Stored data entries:

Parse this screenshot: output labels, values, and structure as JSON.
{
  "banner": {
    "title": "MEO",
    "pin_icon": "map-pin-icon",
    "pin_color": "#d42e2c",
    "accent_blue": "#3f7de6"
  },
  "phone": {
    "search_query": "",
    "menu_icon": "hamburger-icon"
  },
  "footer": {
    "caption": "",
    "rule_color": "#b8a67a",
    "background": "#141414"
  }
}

_What you need to do_:
Print the records above in full, exactly.

_Expected answer_:
Parse this screenshot: output labels, values, and structure as JSON.
{
  "banner": {
    "title": "MEO",
    "pin_icon": "map-pin-icon",
    "pin_color": "#d42e2c",
    "accent_blue": "#3f7de6"
  },
  "phone": {
    "search_query": "",
    "menu_icon": "hamburger-icon"
  },
  "footer": {
    "caption": "",
    "rule_color": "#b8a67a",
    "background": "#141414"
  }
}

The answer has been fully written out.